Write out every line of the material as it stands, apart from the pictures.

Part of a data file
—————

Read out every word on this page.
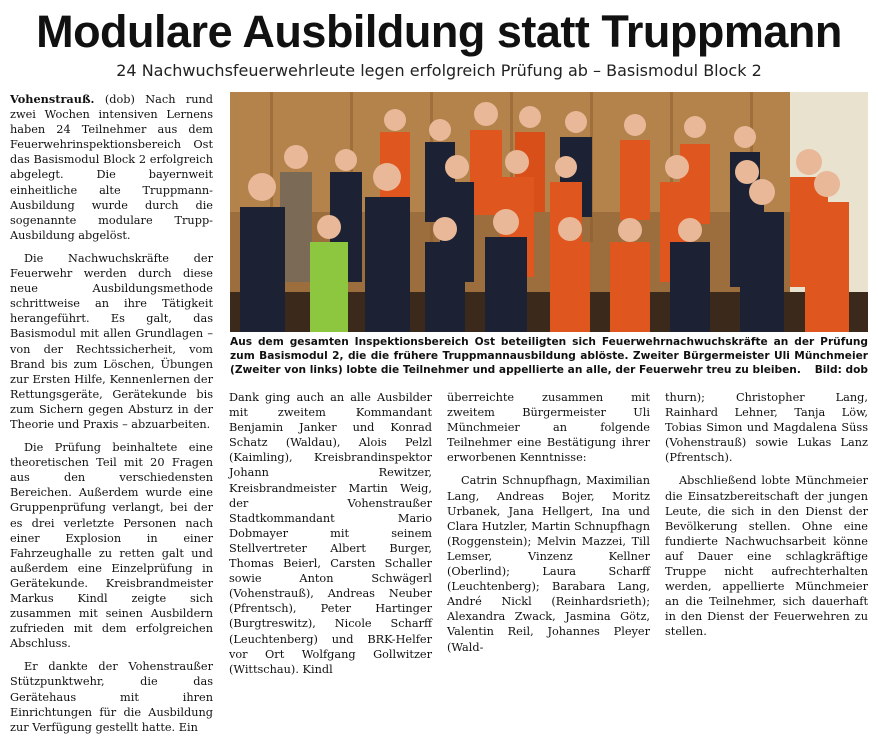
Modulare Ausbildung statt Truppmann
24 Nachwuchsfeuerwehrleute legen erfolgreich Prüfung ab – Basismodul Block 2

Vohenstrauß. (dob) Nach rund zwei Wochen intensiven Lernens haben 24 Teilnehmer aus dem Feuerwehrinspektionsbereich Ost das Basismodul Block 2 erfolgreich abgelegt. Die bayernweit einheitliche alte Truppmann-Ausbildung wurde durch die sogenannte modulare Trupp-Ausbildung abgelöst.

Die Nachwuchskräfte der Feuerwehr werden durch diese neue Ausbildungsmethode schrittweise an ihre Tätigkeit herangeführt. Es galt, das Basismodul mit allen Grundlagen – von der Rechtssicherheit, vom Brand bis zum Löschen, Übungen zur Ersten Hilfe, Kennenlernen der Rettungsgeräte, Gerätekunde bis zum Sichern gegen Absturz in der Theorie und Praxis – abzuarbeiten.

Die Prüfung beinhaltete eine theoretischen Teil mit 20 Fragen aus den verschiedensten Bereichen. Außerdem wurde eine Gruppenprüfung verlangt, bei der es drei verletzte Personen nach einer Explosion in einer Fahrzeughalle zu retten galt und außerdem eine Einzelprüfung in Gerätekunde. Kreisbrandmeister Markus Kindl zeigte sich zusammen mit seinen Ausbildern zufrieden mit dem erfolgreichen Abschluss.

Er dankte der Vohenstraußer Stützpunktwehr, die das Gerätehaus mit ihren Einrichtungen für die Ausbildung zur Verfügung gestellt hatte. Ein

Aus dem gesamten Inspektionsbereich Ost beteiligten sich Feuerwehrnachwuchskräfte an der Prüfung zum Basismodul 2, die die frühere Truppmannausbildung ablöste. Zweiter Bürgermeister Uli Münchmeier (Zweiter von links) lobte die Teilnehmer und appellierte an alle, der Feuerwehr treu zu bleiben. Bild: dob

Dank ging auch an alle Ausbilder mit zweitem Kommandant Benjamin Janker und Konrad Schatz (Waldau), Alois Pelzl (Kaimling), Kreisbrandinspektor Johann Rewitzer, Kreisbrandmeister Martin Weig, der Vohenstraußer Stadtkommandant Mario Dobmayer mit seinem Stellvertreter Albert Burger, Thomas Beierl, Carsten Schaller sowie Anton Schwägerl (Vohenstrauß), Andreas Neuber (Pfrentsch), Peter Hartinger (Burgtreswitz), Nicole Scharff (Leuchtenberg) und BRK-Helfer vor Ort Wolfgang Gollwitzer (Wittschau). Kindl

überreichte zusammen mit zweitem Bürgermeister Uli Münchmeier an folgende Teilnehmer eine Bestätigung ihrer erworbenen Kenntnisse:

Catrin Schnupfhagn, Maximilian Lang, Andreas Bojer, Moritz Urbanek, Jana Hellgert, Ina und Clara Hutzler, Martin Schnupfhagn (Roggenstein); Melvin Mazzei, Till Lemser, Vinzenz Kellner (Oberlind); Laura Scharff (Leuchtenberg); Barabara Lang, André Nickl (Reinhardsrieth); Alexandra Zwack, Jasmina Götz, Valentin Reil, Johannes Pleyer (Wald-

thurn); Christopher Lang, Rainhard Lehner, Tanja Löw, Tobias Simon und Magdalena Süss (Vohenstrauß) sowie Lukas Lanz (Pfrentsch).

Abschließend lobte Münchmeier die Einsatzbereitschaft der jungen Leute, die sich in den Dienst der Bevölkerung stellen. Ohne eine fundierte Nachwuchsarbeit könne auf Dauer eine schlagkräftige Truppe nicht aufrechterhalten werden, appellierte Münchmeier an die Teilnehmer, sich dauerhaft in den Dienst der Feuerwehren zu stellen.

—————

## RESPONSE TO THE TASK
Read out every word on this page.
Modulare Ausbildung statt Truppmann
24 Nachwuchsfeuerwehrleute legen erfolgreich Prüfung ab – Basismodul Block 2

Vohenstrauß. (dob) Nach rund zwei Wochen intensiven Lernens haben 24 Teilnehmer aus dem Feuerwehrinspektionsbereich Ost das Basismodul Block 2 erfolgreich abgelegt. Die bayernweit einheitliche alte Truppmann-Ausbildung wurde durch die sogenannte modulare Trupp-Ausbildung abgelöst.

Die Nachwuchskräfte der Feuerwehr werden durch diese neue Ausbildungsmethode schrittweise an ihre Tätigkeit herangeführt. Es galt, das Basismodul mit allen Grundlagen – von der Rechtssicherheit, vom Brand bis zum Löschen, Übungen zur Ersten Hilfe, Kennenlernen der Rettungsgeräte, Gerätekunde bis zum Sichern gegen Absturz in der Theorie und Praxis – abzuarbeiten.

Die Prüfung beinhaltete eine theoretischen Teil mit 20 Fragen aus den verschiedensten Bereichen. Außerdem wurde eine Gruppenprüfung verlangt, bei der es drei verletzte Personen nach einer Explosion in einer Fahrzeughalle zu retten galt und außerdem eine Einzelprüfung in Gerätekunde. Kreisbrandmeister Markus Kindl zeigte sich zusammen mit seinen Ausbildern zufrieden mit dem erfolgreichen Abschluss.

Er dankte der Vohenstraußer Stützpunktwehr, die das Gerätehaus mit ihren Einrichtungen für die Ausbildung zur Verfügung gestellt hatte. Ein

Aus dem gesamten Inspektionsbereich Ost beteiligten sich Feuerwehrnachwuchskräfte an der Prüfung zum Basismodul 2, die die frühere Truppmannausbildung ablöste. Zweiter Bürgermeister Uli Münchmeier (Zweiter von links) lobte die Teilnehmer und appellierte an alle, der Feuerwehr treu zu bleiben. Bild: dob

Dank ging auch an alle Ausbilder mit zweitem Kommandant Benjamin Janker und Konrad Schatz (Waldau), Alois Pelzl (Kaimling), Kreisbrandinspektor Johann Rewitzer, Kreisbrandmeister Martin Weig, der Vohenstraußer Stadtkommandant Mario Dobmayer mit seinem Stellvertreter Albert Burger, Thomas Beierl, Carsten Schaller sowie Anton Schwägerl (Vohenstrauß), Andreas Neuber (Pfrentsch), Peter Hartinger (Burgtreswitz), Nicole Scharff (Leuchtenberg) und BRK-Helfer vor Ort Wolfgang Gollwitzer (Wittschau). Kindl

überreichte zusammen mit zweitem Bürgermeister Uli Münchmeier an folgende Teilnehmer eine Bestätigung ihrer erworbenen Kenntnisse:

Catrin Schnupfhagn, Maximilian Lang, Andreas Bojer, Moritz Urbanek, Jana Hellgert, Ina und Clara Hutzler, Martin Schnupfhagn (Roggenstein); Melvin Mazzei, Till Lemser, Vinzenz Kellner (Oberlind); Laura Scharff (Leuchtenberg); Barabara Lang, André Nickl (Reinhardsrieth); Alexandra Zwack, Jasmina Götz, Valentin Reil, Johannes Pleyer (Wald-

thurn); Christopher Lang, Rainhard Lehner, Tanja Löw, Tobias Simon und Magdalena Süss (Vohenstrauß) sowie Lukas Lanz (Pfrentsch).

Abschließend lobte Münchmeier die Einsatzbereitschaft der jungen Leute, die sich in den Dienst der Bevölkerung stellen. Ohne eine fundierte Nachwuchsarbeit könne auf Dauer eine schlagkräftige Truppe nicht aufrechterhalten werden, appellierte Münchmeier an die Teilnehmer, sich dauerhaft in den Dienst der Feuerwehren zu stellen.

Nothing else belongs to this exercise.